▶ **Problem requirements**: Quote the whole listing exactly. Leave the pictures out of your copy.

▶ **Task input**:

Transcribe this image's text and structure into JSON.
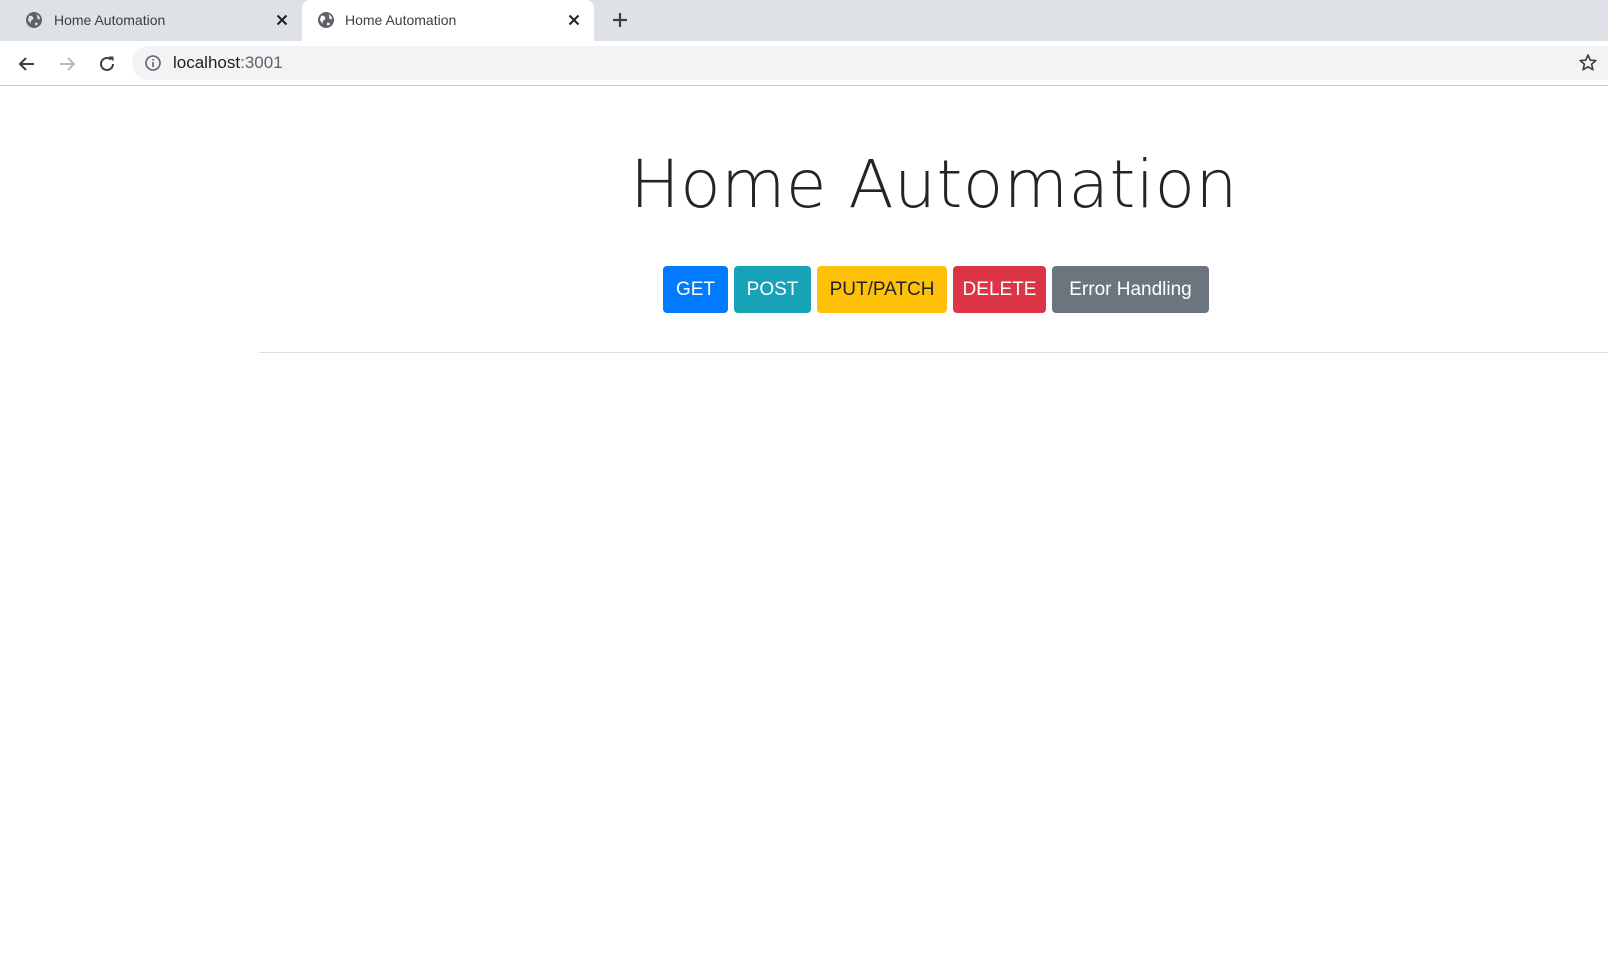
{
  "browser": {
    "tabs": [
      {
        "title": "Home Automation",
        "icon": "globe-icon",
        "active": false
      },
      {
        "title": "Home Automation",
        "icon": "globe-icon",
        "active": true
      }
    ],
    "address_bar": {
      "host": "localhost",
      "port": ":3001"
    }
  },
  "page": {
    "title": "Home Automation",
    "buttons": [
      {
        "label": "GET",
        "color": "#007bff"
      },
      {
        "label": "POST",
        "color": "#17a2b8"
      },
      {
        "label": "PUT/PATCH",
        "color": "#ffc107"
      },
      {
        "label": "DELETE",
        "color": "#dc3545"
      },
      {
        "label": "Error Handling",
        "color": "#6c757d"
      }
    ]
  }
}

▶ **Answer to this problem**:
Transcribe this image's text and structure into JSON.
{
  "browser": {
    "tabs": [
      {
        "title": "Home Automation",
        "icon": "globe-icon",
        "active": false
      },
      {
        "title": "Home Automation",
        "icon": "globe-icon",
        "active": true
      }
    ],
    "address_bar": {
      "host": "localhost",
      "port": ":3001"
    }
  },
  "page": {
    "title": "Home Automation",
    "buttons": [
      {
        "label": "GET",
        "color": "#007bff"
      },
      {
        "label": "POST",
        "color": "#17a2b8"
      },
      {
        "label": "PUT/PATCH",
        "color": "#ffc107"
      },
      {
        "label": "DELETE",
        "color": "#dc3545"
      },
      {
        "label": "Error Handling",
        "color": "#6c757d"
      }
    ]
  }
}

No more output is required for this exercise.